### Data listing
======

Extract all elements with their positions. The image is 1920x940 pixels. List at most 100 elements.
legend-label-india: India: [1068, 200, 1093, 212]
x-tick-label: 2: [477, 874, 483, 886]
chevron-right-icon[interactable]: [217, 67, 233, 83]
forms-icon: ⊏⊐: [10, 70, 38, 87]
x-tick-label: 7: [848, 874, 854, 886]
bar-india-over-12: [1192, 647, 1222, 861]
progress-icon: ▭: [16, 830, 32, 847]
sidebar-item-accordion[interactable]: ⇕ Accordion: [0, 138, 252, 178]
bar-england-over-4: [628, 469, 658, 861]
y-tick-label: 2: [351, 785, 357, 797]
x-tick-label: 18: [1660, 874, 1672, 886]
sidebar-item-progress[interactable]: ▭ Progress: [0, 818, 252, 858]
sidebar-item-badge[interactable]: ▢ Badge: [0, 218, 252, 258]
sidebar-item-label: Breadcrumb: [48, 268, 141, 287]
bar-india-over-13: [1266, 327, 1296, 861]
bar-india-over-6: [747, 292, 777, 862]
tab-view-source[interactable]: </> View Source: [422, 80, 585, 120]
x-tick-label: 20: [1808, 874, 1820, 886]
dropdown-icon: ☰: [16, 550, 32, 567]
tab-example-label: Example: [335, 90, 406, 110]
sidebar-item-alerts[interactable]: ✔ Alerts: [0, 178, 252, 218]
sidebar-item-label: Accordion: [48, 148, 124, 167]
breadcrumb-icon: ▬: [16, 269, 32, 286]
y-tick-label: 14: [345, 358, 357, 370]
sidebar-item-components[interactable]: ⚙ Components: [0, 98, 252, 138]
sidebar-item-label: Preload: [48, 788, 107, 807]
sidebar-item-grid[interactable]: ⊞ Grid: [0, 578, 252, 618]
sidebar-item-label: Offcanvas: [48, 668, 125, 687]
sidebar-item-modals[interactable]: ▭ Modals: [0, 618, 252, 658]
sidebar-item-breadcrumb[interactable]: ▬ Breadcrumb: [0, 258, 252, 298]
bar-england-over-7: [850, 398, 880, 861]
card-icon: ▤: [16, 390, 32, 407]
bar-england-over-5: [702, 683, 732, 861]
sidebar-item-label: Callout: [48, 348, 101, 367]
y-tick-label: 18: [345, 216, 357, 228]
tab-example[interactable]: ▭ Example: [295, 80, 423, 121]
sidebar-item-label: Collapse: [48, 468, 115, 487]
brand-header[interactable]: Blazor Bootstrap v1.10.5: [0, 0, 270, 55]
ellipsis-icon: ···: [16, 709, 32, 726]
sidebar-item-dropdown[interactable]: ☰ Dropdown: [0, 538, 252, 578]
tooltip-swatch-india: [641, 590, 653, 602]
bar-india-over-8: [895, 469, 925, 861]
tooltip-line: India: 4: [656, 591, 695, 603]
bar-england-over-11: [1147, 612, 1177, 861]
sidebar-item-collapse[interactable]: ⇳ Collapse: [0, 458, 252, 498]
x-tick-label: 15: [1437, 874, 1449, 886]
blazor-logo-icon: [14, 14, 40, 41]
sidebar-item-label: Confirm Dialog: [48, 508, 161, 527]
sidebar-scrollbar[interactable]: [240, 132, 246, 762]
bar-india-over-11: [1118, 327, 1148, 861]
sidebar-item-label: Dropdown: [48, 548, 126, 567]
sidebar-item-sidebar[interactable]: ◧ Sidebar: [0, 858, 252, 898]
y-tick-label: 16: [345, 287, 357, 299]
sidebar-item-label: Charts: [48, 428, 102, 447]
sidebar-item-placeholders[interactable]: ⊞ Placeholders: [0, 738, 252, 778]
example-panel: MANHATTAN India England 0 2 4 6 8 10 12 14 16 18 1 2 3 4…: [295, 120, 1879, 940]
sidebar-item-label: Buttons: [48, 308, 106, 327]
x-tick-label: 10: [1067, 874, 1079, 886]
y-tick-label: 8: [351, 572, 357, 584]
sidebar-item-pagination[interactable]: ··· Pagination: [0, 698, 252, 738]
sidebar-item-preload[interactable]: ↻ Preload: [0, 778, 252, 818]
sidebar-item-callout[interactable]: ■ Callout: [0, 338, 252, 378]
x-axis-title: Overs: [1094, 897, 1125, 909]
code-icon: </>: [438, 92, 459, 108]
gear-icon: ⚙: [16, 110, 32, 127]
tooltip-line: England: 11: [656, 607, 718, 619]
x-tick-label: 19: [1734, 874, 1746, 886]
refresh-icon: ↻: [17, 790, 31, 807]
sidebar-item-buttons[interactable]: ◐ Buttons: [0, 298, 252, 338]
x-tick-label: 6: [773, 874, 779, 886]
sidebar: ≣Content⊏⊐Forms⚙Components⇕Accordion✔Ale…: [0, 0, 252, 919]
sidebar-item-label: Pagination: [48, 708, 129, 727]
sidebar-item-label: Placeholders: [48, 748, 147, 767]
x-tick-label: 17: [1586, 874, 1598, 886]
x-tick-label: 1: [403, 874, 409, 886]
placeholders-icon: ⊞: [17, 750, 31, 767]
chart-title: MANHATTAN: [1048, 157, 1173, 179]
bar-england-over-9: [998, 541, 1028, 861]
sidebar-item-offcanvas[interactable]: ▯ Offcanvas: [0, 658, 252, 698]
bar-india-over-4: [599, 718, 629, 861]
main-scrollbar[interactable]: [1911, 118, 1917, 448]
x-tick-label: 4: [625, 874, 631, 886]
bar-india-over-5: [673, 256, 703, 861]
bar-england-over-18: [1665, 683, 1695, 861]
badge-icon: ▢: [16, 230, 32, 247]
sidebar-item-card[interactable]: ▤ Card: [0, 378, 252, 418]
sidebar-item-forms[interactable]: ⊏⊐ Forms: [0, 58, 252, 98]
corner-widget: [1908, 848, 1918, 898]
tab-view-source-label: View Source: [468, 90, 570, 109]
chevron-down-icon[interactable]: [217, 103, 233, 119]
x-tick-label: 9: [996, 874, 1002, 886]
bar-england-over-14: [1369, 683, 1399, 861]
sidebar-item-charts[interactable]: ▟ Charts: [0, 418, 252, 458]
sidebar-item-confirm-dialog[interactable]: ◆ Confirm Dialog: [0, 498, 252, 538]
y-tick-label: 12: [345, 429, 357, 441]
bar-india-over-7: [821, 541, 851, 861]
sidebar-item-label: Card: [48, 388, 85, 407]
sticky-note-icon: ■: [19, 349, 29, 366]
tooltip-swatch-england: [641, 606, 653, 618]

======

Copy the material above line for line, with no changes.

Extract all elements with their positions. The image is 1920x940 pixels. List at most 100 elements.
legend-label-india: India: [1068, 200, 1093, 212]
x-tick-label: 2: [477, 874, 483, 886]
chevron-right-icon[interactable]: [217, 67, 233, 83]
forms-icon: ⊏⊐: [10, 70, 38, 87]
x-tick-label: 7: [848, 874, 854, 886]
bar-india-over-12: [1192, 647, 1222, 861]
progress-icon: ▭: [16, 830, 32, 847]
sidebar-item-accordion[interactable]: ⇕ Accordion: [0, 138, 252, 178]
bar-england-over-4: [628, 469, 658, 861]
y-tick-label: 2: [351, 785, 357, 797]
x-tick-label: 18: [1660, 874, 1672, 886]
sidebar-item-progress[interactable]: ▭ Progress: [0, 818, 252, 858]
sidebar-item-badge[interactable]: ▢ Badge: [0, 218, 252, 258]
sidebar-item-label: Breadcrumb: [48, 268, 141, 287]
bar-india-over-13: [1266, 327, 1296, 861]
bar-india-over-6: [747, 292, 777, 862]
tab-view-source[interactable]: </> View Source: [422, 80, 585, 120]
x-tick-label: 20: [1808, 874, 1820, 886]
dropdown-icon: ☰: [16, 550, 32, 567]
tab-example-label: Example: [335, 90, 406, 110]
sidebar-item-alerts[interactable]: ✔ Alerts: [0, 178, 252, 218]
sidebar-item-label: Accordion: [48, 148, 124, 167]
breadcrumb-icon: ▬: [16, 269, 32, 286]
y-tick-label: 14: [345, 358, 357, 370]
sidebar-item-components[interactable]: ⚙ Components: [0, 98, 252, 138]
sidebar-item-label: Preload: [48, 788, 107, 807]
sidebar-item-grid[interactable]: ⊞ Grid: [0, 578, 252, 618]
sidebar-item-label: Offcanvas: [48, 668, 125, 687]
sidebar-item-modals[interactable]: ▭ Modals: [0, 618, 252, 658]
sidebar-item-breadcrumb[interactable]: ▬ Breadcrumb: [0, 258, 252, 298]
bar-england-over-7: [850, 398, 880, 861]
card-icon: ▤: [16, 390, 32, 407]
bar-england-over-5: [702, 683, 732, 861]
sidebar-item-label: Callout: [48, 348, 101, 367]
y-tick-label: 18: [345, 216, 357, 228]
tab-example[interactable]: ▭ Example: [295, 80, 423, 121]
sidebar-item-label: Collapse: [48, 468, 115, 487]
brand-header[interactable]: Blazor Bootstrap v1.10.5: [0, 0, 270, 55]
ellipsis-icon: ···: [16, 709, 32, 726]
sidebar-item-dropdown[interactable]: ☰ Dropdown: [0, 538, 252, 578]
tooltip-swatch-india: [641, 590, 653, 602]
bar-india-over-8: [895, 469, 925, 861]
tooltip-line: India: 4: [656, 591, 695, 603]
bar-england-over-11: [1147, 612, 1177, 861]
sidebar-item-collapse[interactable]: ⇳ Collapse: [0, 458, 252, 498]
x-tick-label: 15: [1437, 874, 1449, 886]
blazor-logo-icon: [14, 14, 40, 41]
sidebar-item-label: Confirm Dialog: [48, 508, 161, 527]
sidebar-scrollbar[interactable]: [240, 132, 246, 762]
bar-india-over-11: [1118, 327, 1148, 861]
sidebar-item-label: Dropdown: [48, 548, 126, 567]
sidebar-item-sidebar[interactable]: ◧ Sidebar: [0, 858, 252, 898]
y-tick-label: 16: [345, 287, 357, 299]
sidebar-item-label: Charts: [48, 428, 102, 447]
sidebar-item-placeholders[interactable]: ⊞ Placeholders: [0, 738, 252, 778]
example-panel: MANHATTAN India England 0 2 4 6 8 10 12 14 16 18 1 2 3 4…: [295, 120, 1879, 940]
sidebar-item-label: Buttons: [48, 308, 106, 327]
x-tick-label: 10: [1067, 874, 1079, 886]
y-tick-label: 8: [351, 572, 357, 584]
sidebar-item-pagination[interactable]: ··· Pagination: [0, 698, 252, 738]
sidebar-item-preload[interactable]: ↻ Preload: [0, 778, 252, 818]
sidebar-item-callout[interactable]: ■ Callout: [0, 338, 252, 378]
x-axis-title: Overs: [1094, 897, 1125, 909]
code-icon: </>: [438, 92, 459, 108]
gear-icon: ⚙: [16, 110, 32, 127]
tooltip-line: England: 11: [656, 607, 718, 619]
x-tick-label: 19: [1734, 874, 1746, 886]
refresh-icon: ↻: [17, 790, 31, 807]
sidebar-item-buttons[interactable]: ◐ Buttons: [0, 298, 252, 338]
x-tick-label: 6: [773, 874, 779, 886]
sidebar: ≣Content⊏⊐Forms⚙Components⇕Accordion✔Ale…: [0, 0, 252, 919]
sidebar-item-label: Pagination: [48, 708, 129, 727]
sidebar-item-label: Placeholders: [48, 748, 147, 767]
x-tick-label: 17: [1586, 874, 1598, 886]
x-tick-label: 1: [403, 874, 409, 886]
placeholders-icon: ⊞: [17, 750, 31, 767]
chart-title: MANHATTAN: [1048, 157, 1173, 179]
bar-england-over-9: [998, 541, 1028, 861]
sidebar-item-offcanvas[interactable]: ▯ Offcanvas: [0, 658, 252, 698]
bar-india-over-4: [599, 718, 629, 861]
main-scrollbar[interactable]: [1911, 118, 1917, 448]
x-tick-label: 4: [625, 874, 631, 886]
bar-india-over-5: [673, 256, 703, 861]
bar-england-over-18: [1665, 683, 1695, 861]
badge-icon: ▢: [16, 230, 32, 247]
sidebar-item-card[interactable]: ▤ Card: [0, 378, 252, 418]
sidebar-item-forms[interactable]: ⊏⊐ Forms: [0, 58, 252, 98]
corner-widget: [1908, 848, 1918, 898]
tab-view-source-label: View Source: [468, 90, 570, 109]
chevron-down-icon[interactable]: [217, 103, 233, 119]
x-tick-label: 9: [996, 874, 1002, 886]
bar-england-over-14: [1369, 683, 1399, 861]
sidebar-item-charts[interactable]: ▟ Charts: [0, 418, 252, 458]
sidebar-item-confirm-dialog[interactable]: ◆ Confirm Dialog: [0, 498, 252, 538]
y-tick-label: 12: [345, 429, 357, 441]
bar-india-over-7: [821, 541, 851, 861]
sidebar-item-label: Card: [48, 388, 85, 407]
sticky-note-icon: ■: [19, 349, 29, 366]
tooltip-swatch-england: [641, 606, 653, 618]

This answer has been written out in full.